RECORDS:

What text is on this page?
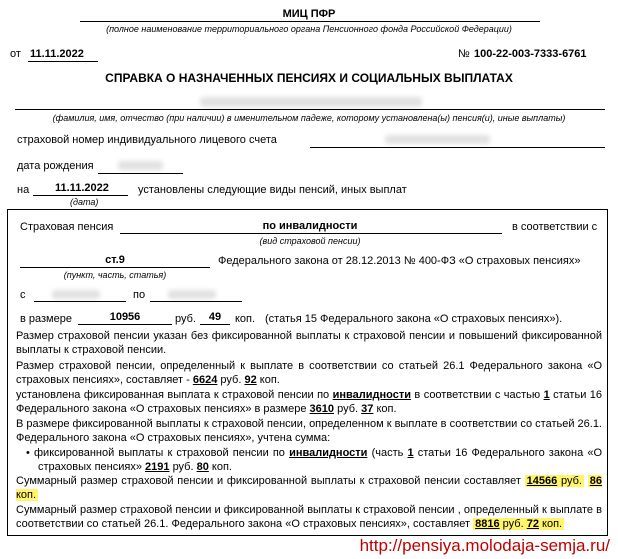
МИЦ ПФР
(полное наименование территориального органа Пенсионного фонда Российской Федерации)
от 11.11.2022	№ 100-22-003-7333-6761
СПРАВКА О НАЗНАЧЕННЫХ ПЕНСИЯХ И СОЦИАЛЬНЫХ ВЫПЛАТАХ
(фамилия, имя, отчество (при наличии) в именительном падеже, которому установлена(ы) пенсия(и), иные выплаты)
страховой номер индивидуального лицевого счета
дата рождения
на 11.11.2022	установлены следующие виды пенсий, иных выплат
(дата)
Страховая пенсия	по инвалидности	в соответствии с
(вид страховой пенсии)
ст.9	Федерального закона от 28.12.2013 № 400-ФЗ «О страховых пенсиях»
(пункт, часть, статья)
с	по
в размере	10956	руб.	49	коп. (статья 15 Федерального закона «О страховых пенсиях»).
Размер страховой пенсии указан без фиксированной выплаты к страховой пенсии и повышений фиксированной выплаты к страховой пенсии.
Размер страховой пенсии, определенный к выплате в соответствии со статьей 26.1 Федерального закона «О страховых пенсиях», составляет - 6624 руб. 92 коп.
установлена фиксированная выплата к страховой пенсии по инвалидности в соответствии с частью 1 статьи 16 Федерального закона «О страховых пенсиях» в размере 3610 руб. 37 коп.
В размере фиксированной выплаты к страховой пенсии, определенном к выплате в соответствии со статьей 26.1. Федерального закона «О страховых пенсиях», учтена сумма:
• фиксированной выплаты к страховой пенсии по инвалидности (часть 1 статьи 16 Федерального закона «О страховых пенсиях» 2191 руб. 80 коп.
Суммарный размер страховой пенсии и фиксированной выплаты к страховой пенсии составляет 14566 руб. 86 коп.
Суммарный размер страховой пенсии и фиксированной выплаты к страховой пенсии , определенный к выплате в соответствии со статьей 26.1. Федерального закона «О страховых пенсиях», составляет 8816 руб. 72 коп.
http://pensiya.molodaja-semja.ru/
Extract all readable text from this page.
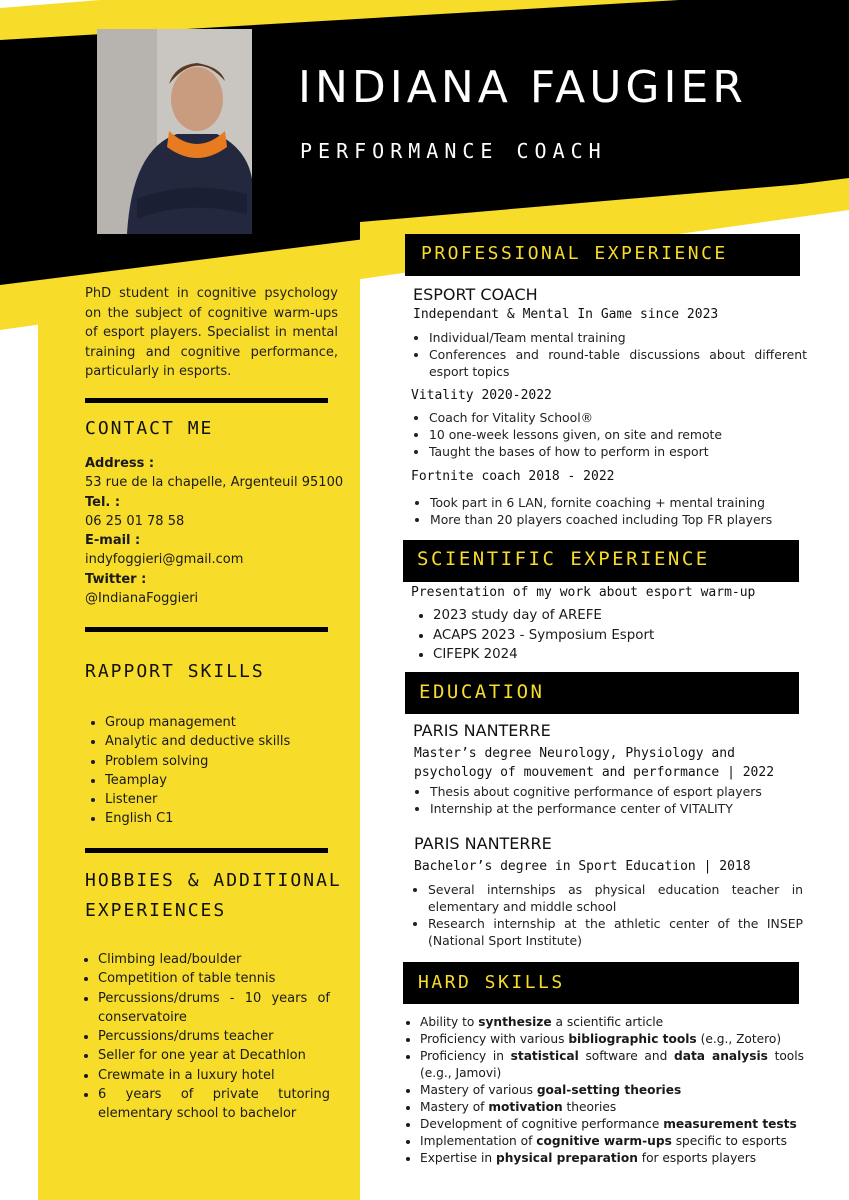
INDIANA FAUGIER
PERFORMANCE COACH

PhD student in cognitive psychology on the subject of cognitive warm-ups of esport players. Specialist in mental training and cognitive performance, particularly in esports.

CONTACT ME
Address :
53 rue de la chapelle, Argenteuil 95100
Tel. :
06 25 01 78 58
E-mail :
indyfoggieri@gmail.com
Twitter :
@IndianaFoggieri
RAPPORT SKILLS
• Group management
• Analytic and deductive skills
• Problem solving
• Teamplay
• Listener
• English C1
HOBBIES & ADDITIONAL EXPERIENCES
• Climbing lead/boulder
• Competition of table tennis
• Percussions/drums - 10 years of conservatoire
• Percussions/drums teacher
• Seller for one year at Decathlon
• Crewmate in a luxury hotel
• 6 years of private tutoring elementary school to bachelor
PROFESSIONAL EXPERIENCE
ESPORT COACH
Independant & Mental In Game since 2023
• Individual/Team mental training
• Conferences and round-table discussions about different esport topics
Vitality 2020-2022
• Coach for Vitality School®
• 10 one-week lessons given, on site and remote
• Taught the bases of how to perform in esport
Fortnite coach 2018 - 2022
• Took part in 6 LAN, fornite coaching + mental training
• More than 20 players coached including Top FR players
SCIENTIFIC EXPERIENCE
Presentation of my work about esport warm-up
• 2023 study day of AREFE
• ACAPS 2023 - Symposium Esport
• CIFEPK 2024
EDUCATION
PARIS NANTERRE
Master’s degree Neurology, Physiology and
psychology of mouvement and performance | 2022
• Thesis about cognitive performance of esport players
• Internship at the performance center of VITALITY
PARIS NANTERRE
Bachelor’s degree in Sport Education | 2018
• Several internships as physical education teacher in elementary and middle school
• Research internship at the athletic center of the INSEP (National Sport Institute)
HARD SKILLS
• Ability to synthesize a scientific article
• Proficiency with various bibliographic tools (e.g., Zotero)
• Proficiency in statistical software and data analysis tools (e.g., Jamovi)
• Mastery of various goal-setting theories
• Mastery of motivation theories
• Development of cognitive performance measurement tests
• Implementation of cognitive warm-ups specific to esports
• Expertise in physical preparation for esports players
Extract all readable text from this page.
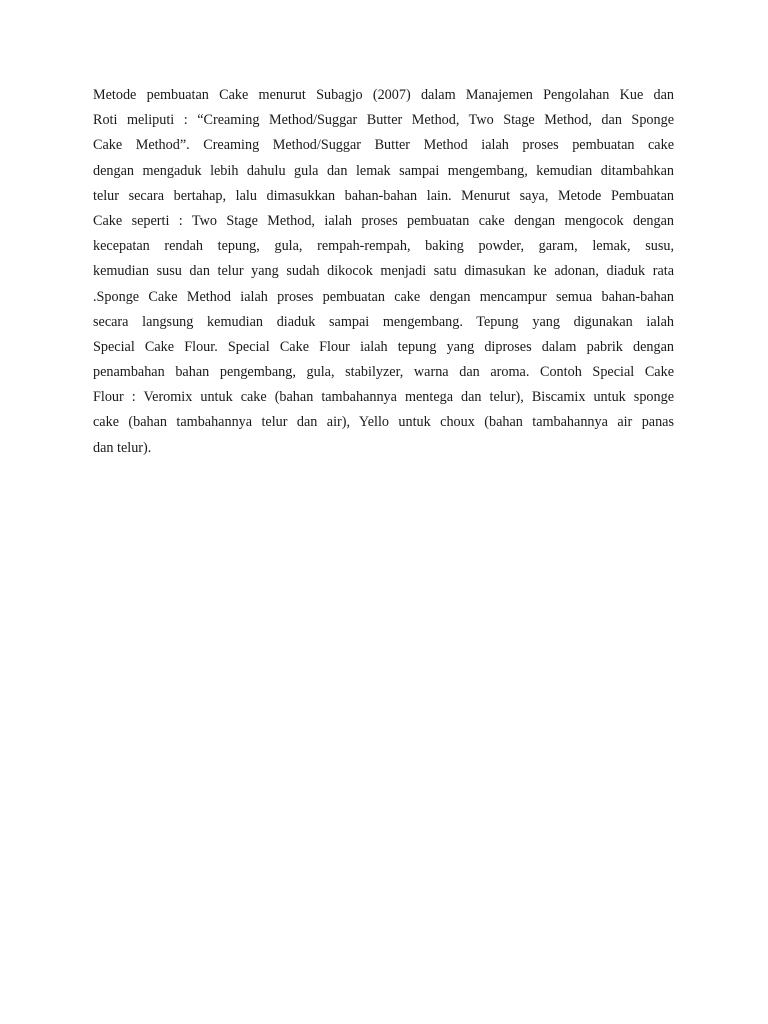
Metode pembuatan Cake menurut Subagjo (2007) dalam Manajemen Pengolahan Kue dan
Roti meliputi : “Creaming Method/Suggar Butter Method, Two Stage Method, dan Sponge
Cake Method”. Creaming Method/Suggar Butter Method ialah proses pembuatan cake
dengan mengaduk lebih dahulu gula dan lemak sampai mengembang, kemudian ditambahkan
telur secara bertahap, lalu dimasukkan bahan-bahan lain. Menurut saya, Metode Pembuatan
Cake seperti : Two Stage Method, ialah proses pembuatan cake dengan mengocok dengan
kecepatan rendah tepung, gula, rempah-rempah, baking powder, garam, lemak, susu,
kemudian susu dan telur yang sudah dikocok menjadi satu dimasukan ke adonan, diaduk rata
.Sponge Cake Method ialah proses pembuatan cake dengan mencampur semua bahan-bahan
secara langsung kemudian diaduk sampai mengembang. Tepung yang digunakan ialah
Special Cake Flour. Special Cake Flour ialah tepung yang diproses dalam pabrik dengan
penambahan bahan pengembang, gula, stabilyzer, warna dan aroma. Contoh Special Cake
Flour : Veromix untuk cake (bahan tambahannya mentega dan telur), Biscamix untuk sponge
cake (bahan tambahannya telur dan air), Yello untuk choux (bahan tambahannya air panas
dan telur).
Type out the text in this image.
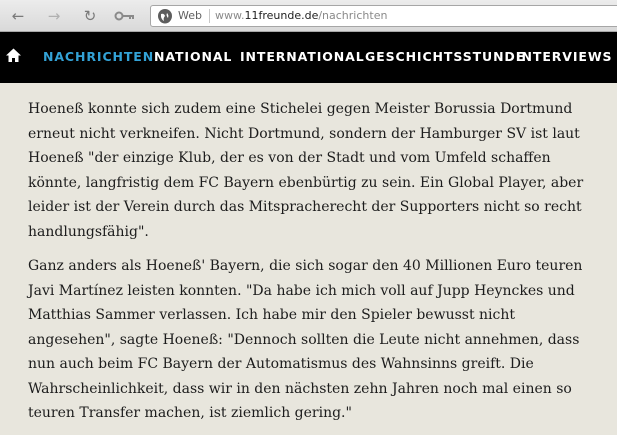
← → ↻	Web www.11freunde.de/nachrichten
NACHRICHTEN NATIONAL INTERNATIONAL GESCHICHTSSTUNDE
INTERVIEWS

Hoeneß konnte sich zudem eine Stichelei gegen Meister Borussia Dortmund erneut nicht verkneifen. Nicht Dortmund, sondern der Hamburger SV ist laut Hoeneß "der einzige Klub, der es von der Stadt und vom Umfeld schaffen könnte, langfristig dem FC Bayern ebenbürtig zu sein. Ein Global Player, aber leider ist der Verein durch das Mitspracherecht der Supporters nicht so recht handlungsfähig".

Ganz anders als Hoeneß' Bayern, die sich sogar den 40 Millionen Euro teuren Javi Martínez leisten konnten. "Da habe ich mich voll auf Jupp Heynckes und Matthias Sammer verlassen. Ich habe mir den Spieler bewusst nicht angesehen", sagte Hoeneß: "Dennoch sollten die Leute nicht annehmen, dass nun auch beim FC Bayern der Automatismus des Wahnsinns greift. Die Wahrscheinlichkeit, dass wir in den nächsten zehn Jahren noch mal einen so teuren Transfer machen, ist ziemlich gering."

TASK DESCRIPTION: Go through the material and select each line with the string "определенный" in it.

WORKED ANSWER:
Размер страховой пенсии, определенный к выплате в соответствии со статьей 26.1 Федерального закона «О страховых пенсиях», составляет - 6624 руб. 92 коп.
Суммарный размер страховой пенсии и фиксированной выплаты к страховой пенсии , определенный к выплате в соответствии со статьей 26.1. Федерального закона «О страховых пенсиях», составляет 8816 руб. 72 коп.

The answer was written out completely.